Without further comment, state how many lines in the listing below contain the word "What".

-- BEGIN --

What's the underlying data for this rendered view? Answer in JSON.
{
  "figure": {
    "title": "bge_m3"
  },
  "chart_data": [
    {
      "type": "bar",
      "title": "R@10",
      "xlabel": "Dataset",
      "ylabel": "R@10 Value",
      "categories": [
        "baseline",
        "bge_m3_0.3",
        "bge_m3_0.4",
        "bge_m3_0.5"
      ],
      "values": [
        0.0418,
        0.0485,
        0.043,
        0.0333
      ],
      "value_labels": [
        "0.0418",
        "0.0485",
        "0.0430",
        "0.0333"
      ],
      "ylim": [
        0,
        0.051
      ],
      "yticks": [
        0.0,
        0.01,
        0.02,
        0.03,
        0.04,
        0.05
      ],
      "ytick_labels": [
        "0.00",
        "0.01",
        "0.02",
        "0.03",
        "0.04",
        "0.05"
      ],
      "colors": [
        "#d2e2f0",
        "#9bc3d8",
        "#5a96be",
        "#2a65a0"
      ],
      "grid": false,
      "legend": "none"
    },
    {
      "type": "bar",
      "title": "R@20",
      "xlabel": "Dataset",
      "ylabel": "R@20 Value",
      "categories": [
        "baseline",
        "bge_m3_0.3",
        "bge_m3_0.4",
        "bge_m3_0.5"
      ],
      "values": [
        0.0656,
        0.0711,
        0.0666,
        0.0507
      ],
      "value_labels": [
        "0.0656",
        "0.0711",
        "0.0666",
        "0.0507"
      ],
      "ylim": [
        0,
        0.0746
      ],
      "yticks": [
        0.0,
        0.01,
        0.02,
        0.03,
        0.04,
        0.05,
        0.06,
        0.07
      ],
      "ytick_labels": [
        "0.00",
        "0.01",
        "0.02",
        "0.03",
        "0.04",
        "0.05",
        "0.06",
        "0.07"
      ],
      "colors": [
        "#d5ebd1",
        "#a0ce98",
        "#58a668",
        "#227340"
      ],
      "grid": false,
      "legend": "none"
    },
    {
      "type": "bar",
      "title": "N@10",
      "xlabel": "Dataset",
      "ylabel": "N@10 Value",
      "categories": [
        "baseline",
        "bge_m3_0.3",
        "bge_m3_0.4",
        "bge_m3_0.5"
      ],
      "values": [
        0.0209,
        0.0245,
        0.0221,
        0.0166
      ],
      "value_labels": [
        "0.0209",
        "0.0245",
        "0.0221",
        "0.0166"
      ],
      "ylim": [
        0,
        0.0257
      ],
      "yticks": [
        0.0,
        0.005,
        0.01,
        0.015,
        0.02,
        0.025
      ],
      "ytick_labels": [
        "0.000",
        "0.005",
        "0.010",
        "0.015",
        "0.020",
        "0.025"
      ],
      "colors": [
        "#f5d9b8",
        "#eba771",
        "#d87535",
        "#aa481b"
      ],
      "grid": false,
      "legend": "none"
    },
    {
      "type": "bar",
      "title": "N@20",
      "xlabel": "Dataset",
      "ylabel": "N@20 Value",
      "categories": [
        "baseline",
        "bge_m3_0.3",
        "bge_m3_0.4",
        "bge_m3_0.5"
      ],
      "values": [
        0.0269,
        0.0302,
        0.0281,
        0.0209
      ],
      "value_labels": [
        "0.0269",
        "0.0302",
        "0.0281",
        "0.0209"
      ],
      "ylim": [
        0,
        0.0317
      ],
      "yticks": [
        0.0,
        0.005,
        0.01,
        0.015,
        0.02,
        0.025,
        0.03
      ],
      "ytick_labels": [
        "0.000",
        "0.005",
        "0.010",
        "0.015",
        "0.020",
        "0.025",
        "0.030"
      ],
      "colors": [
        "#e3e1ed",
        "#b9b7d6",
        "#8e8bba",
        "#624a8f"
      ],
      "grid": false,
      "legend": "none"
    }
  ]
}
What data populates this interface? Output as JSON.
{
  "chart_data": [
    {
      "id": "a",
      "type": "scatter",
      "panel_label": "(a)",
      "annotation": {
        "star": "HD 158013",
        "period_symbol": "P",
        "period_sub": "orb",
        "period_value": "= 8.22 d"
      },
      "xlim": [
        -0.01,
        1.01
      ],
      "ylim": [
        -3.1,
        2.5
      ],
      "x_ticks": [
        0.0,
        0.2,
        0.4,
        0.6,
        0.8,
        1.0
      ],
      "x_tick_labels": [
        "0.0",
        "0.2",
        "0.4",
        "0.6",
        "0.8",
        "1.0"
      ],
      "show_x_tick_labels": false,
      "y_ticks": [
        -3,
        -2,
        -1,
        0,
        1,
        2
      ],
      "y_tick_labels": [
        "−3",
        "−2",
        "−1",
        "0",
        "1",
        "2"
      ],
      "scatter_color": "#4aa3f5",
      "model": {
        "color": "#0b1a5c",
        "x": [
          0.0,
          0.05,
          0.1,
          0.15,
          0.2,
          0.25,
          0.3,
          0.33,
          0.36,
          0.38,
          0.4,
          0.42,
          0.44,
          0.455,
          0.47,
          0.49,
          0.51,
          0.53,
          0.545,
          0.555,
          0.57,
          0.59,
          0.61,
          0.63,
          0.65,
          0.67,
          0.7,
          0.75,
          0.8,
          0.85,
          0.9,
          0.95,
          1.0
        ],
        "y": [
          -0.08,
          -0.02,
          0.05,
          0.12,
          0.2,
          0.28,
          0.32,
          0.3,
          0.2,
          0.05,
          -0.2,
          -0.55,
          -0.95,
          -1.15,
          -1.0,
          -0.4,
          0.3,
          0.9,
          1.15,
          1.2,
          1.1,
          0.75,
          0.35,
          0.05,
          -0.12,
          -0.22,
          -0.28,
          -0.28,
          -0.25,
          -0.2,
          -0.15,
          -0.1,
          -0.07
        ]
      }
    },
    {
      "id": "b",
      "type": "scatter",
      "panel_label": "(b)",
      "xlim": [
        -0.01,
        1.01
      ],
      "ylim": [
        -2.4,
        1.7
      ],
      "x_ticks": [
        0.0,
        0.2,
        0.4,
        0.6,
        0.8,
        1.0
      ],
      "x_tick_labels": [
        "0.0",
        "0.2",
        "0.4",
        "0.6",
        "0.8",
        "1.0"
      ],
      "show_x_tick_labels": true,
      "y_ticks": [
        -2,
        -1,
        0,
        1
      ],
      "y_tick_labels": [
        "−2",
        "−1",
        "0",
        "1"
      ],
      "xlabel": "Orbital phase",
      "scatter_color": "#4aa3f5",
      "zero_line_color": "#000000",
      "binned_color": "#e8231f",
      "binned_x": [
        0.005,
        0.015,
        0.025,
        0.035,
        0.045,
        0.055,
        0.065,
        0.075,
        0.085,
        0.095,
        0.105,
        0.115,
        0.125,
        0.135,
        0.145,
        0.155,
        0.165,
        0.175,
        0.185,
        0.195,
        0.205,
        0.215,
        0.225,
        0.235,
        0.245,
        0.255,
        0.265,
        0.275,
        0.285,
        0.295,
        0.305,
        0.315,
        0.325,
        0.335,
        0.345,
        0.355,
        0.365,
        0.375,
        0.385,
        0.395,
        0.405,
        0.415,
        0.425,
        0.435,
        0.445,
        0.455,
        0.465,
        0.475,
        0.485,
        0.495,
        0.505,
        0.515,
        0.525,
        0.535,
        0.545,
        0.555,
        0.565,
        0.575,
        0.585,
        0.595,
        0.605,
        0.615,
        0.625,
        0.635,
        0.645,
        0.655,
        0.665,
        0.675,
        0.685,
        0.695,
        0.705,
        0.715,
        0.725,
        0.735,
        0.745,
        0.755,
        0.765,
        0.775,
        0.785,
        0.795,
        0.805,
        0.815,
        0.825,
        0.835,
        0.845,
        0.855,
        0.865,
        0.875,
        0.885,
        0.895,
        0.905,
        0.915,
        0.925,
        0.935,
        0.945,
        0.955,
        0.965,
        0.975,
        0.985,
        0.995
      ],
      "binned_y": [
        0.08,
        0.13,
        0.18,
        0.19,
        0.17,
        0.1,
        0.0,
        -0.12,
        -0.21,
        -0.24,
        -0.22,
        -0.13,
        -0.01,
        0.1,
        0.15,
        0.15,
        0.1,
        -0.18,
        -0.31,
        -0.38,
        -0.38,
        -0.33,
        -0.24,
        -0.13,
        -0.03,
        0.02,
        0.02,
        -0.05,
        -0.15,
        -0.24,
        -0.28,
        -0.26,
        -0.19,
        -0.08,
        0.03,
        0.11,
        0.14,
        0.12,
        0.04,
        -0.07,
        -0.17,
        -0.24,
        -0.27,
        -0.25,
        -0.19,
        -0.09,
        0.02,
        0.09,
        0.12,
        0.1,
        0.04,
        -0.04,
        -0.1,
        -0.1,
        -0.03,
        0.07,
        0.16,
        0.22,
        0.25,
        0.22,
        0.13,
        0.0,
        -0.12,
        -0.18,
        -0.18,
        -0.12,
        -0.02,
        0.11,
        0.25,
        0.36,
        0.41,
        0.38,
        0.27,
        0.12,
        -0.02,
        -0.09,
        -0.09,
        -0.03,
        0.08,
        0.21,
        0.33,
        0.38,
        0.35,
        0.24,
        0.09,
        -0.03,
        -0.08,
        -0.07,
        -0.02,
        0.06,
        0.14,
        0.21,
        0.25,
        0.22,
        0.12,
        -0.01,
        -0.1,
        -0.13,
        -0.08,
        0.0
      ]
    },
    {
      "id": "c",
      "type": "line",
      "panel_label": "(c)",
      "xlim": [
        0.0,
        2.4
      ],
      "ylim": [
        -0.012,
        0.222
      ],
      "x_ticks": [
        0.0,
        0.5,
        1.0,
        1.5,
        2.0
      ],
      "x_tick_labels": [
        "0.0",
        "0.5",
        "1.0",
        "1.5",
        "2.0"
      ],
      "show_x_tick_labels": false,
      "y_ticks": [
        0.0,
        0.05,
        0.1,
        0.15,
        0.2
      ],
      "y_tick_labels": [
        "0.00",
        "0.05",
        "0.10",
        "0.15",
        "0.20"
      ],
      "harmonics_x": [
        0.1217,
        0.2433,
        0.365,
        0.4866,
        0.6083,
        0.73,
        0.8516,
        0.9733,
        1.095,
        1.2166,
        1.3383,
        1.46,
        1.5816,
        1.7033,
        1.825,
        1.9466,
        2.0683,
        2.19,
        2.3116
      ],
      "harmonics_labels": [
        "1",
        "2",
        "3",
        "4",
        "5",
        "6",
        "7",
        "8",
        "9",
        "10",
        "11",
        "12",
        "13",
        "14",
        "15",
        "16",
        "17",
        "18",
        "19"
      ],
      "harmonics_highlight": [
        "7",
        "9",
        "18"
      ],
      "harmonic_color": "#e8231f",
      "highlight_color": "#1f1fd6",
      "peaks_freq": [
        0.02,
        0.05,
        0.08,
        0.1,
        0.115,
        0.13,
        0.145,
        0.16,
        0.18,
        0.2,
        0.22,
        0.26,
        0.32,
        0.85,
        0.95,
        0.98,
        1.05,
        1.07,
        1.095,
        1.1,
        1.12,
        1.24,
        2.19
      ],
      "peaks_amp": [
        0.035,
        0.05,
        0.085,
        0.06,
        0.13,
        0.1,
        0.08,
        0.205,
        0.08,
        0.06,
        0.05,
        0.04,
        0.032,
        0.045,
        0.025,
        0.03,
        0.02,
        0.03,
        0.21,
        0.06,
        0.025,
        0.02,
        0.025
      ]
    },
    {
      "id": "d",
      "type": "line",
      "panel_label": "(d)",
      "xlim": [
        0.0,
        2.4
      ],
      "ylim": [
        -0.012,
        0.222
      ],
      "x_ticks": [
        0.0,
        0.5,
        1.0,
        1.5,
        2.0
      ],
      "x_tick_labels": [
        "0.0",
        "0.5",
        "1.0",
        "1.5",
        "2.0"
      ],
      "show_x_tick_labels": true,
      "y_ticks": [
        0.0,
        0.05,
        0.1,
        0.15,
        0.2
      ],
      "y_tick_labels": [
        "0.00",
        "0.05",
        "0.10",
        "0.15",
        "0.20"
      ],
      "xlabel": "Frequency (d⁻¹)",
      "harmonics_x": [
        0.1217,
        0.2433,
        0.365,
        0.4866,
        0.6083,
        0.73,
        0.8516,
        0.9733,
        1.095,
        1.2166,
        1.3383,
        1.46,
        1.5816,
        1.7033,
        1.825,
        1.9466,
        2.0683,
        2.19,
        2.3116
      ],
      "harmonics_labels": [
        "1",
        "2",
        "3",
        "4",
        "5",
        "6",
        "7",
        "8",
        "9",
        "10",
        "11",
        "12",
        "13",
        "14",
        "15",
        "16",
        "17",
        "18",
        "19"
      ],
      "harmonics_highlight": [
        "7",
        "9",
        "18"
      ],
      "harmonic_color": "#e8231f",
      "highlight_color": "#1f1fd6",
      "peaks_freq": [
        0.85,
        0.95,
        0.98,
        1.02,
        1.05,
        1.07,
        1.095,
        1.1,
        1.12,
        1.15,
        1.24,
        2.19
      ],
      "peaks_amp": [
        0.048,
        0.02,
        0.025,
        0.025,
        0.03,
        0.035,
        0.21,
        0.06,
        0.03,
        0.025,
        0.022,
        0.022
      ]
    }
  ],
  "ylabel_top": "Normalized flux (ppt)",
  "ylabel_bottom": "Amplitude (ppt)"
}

-- END --

**SOLUTION TO THE EXERCISE**
2